GIVEN TASK: Determine the number of lines containing the word "OneDrive". Reply with it and nothing else.

Collected data:
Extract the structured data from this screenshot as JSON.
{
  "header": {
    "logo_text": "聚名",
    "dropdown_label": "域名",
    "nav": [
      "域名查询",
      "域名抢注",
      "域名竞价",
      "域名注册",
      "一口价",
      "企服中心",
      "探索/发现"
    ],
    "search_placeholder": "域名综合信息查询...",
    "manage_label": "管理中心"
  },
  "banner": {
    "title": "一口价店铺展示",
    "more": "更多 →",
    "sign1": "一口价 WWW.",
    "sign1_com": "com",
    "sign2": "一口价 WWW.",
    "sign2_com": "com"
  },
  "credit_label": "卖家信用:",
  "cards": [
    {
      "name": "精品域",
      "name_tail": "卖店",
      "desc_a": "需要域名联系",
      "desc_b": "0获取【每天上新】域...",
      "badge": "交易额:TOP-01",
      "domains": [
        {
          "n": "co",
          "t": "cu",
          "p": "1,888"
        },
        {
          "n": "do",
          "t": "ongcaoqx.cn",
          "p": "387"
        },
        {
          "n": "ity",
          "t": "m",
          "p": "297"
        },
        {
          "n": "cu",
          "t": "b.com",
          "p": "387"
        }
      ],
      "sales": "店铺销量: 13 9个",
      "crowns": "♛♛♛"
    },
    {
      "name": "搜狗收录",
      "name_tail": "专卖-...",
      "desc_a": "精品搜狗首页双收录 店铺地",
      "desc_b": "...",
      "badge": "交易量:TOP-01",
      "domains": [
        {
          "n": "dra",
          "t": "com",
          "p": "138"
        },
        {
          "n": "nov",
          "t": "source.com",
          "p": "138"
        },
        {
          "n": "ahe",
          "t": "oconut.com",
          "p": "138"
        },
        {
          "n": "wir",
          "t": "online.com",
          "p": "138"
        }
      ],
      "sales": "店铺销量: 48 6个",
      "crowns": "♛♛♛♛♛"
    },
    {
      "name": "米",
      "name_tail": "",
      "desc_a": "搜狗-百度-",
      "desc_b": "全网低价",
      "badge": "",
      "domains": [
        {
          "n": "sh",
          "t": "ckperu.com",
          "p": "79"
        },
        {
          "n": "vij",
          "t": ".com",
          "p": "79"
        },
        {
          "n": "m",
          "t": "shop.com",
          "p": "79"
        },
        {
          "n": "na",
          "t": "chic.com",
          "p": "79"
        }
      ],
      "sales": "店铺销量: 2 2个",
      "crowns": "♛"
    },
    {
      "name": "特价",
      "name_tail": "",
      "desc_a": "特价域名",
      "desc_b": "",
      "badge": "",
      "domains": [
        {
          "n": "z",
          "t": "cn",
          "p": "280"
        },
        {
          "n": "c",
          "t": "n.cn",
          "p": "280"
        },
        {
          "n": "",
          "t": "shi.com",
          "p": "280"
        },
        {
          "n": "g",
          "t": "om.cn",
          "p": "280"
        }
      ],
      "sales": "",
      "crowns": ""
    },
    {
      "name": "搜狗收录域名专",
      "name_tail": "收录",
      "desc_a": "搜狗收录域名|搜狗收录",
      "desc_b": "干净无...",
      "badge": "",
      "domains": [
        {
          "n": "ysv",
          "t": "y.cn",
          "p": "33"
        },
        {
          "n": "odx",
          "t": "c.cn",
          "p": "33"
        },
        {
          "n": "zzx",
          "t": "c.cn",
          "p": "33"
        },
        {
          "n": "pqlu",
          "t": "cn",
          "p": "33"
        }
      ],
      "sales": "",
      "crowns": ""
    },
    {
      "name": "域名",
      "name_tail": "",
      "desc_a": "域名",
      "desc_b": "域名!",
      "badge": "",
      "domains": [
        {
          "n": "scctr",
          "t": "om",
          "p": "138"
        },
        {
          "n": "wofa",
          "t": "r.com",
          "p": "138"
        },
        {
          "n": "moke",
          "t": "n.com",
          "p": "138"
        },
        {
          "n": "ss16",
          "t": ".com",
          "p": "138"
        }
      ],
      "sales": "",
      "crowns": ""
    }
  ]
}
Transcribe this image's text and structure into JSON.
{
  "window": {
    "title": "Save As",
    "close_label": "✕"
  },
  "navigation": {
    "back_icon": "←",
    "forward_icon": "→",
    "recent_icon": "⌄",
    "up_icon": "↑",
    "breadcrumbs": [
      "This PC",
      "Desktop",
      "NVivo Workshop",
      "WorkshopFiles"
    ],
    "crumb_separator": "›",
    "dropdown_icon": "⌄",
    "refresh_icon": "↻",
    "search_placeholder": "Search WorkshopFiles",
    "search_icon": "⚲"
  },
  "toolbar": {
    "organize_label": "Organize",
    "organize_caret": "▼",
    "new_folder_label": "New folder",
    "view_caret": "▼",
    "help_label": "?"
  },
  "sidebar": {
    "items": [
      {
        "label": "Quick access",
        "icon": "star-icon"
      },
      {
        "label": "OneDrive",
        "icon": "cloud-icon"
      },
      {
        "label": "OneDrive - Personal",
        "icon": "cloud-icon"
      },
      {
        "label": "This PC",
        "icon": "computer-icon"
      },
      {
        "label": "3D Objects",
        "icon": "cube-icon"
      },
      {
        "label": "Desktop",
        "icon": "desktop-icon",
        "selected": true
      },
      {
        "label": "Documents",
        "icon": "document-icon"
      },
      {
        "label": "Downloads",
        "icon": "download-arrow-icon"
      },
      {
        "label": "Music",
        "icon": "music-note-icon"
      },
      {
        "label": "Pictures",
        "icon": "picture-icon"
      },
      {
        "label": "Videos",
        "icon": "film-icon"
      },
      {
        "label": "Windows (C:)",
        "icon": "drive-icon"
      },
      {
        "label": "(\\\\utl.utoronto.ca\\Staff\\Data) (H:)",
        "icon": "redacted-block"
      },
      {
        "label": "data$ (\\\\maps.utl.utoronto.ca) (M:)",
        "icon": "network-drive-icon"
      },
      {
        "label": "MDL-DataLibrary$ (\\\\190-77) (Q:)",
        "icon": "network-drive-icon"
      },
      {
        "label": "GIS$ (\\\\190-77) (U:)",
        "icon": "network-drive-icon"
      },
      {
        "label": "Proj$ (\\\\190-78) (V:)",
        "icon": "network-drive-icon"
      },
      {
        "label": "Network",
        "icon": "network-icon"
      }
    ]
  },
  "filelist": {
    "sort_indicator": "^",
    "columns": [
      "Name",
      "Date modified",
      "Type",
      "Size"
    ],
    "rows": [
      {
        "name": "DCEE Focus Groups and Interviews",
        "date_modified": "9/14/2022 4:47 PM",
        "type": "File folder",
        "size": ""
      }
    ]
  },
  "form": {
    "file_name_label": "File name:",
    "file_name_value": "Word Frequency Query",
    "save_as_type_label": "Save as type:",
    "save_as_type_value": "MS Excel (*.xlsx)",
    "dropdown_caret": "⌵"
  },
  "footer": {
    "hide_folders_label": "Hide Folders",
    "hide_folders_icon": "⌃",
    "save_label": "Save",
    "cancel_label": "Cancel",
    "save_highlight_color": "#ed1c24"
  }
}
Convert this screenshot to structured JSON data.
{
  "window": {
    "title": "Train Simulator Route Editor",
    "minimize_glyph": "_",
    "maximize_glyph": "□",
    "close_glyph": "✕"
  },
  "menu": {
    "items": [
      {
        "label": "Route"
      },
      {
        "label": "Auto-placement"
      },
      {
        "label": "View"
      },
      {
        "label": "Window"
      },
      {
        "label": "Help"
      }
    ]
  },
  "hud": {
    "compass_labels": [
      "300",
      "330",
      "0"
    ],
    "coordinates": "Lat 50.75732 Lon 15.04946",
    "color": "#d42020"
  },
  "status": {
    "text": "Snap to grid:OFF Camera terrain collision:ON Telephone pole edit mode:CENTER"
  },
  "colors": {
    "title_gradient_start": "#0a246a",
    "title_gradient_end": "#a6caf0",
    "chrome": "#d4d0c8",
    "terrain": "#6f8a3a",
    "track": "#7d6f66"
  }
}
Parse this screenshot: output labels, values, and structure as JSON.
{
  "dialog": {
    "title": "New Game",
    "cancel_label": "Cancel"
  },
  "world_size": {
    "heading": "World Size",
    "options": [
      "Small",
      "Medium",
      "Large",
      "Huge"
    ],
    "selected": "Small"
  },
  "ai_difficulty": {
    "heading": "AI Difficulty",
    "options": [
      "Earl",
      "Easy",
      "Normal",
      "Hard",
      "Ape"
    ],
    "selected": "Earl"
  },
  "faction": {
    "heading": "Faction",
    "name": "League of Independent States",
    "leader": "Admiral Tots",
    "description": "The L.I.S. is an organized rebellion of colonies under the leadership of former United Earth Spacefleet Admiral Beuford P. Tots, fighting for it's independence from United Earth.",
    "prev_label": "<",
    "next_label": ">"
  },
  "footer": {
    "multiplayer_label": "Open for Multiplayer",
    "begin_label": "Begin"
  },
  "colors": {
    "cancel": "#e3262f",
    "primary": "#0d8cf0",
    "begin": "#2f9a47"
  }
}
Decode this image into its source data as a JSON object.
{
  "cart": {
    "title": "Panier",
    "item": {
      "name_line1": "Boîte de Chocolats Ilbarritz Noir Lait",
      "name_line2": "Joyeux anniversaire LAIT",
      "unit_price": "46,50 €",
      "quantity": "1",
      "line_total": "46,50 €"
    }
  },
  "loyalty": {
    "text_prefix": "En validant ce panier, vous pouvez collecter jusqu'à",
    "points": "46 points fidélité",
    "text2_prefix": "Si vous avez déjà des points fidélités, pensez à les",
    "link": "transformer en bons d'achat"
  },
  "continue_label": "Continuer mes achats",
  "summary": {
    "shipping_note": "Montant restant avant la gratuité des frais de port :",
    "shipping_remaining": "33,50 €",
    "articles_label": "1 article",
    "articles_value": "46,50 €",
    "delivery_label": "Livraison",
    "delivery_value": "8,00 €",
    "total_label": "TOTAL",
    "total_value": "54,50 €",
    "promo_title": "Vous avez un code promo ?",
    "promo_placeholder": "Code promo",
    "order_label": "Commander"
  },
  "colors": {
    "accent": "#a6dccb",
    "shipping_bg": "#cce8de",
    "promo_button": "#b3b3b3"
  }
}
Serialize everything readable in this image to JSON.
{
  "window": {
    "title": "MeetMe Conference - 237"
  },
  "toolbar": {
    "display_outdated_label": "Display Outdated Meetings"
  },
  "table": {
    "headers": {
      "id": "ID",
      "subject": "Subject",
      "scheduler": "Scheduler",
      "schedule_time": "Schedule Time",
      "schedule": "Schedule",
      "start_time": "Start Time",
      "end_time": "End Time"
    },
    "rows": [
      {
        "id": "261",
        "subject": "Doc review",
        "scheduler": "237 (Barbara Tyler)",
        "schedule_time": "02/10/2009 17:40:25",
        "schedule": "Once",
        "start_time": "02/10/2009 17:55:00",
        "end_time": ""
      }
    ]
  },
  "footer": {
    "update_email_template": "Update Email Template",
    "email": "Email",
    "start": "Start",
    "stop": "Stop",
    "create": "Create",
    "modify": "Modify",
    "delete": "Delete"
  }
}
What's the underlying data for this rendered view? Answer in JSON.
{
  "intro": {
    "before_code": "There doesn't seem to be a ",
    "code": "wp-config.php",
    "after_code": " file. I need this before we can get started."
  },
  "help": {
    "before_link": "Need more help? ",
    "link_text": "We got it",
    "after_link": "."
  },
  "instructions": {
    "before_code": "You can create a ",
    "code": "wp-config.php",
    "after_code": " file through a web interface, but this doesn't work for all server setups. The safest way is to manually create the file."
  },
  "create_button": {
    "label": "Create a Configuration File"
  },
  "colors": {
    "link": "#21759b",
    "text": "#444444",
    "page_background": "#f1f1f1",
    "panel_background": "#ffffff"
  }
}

EXPECTED ANSWER: 2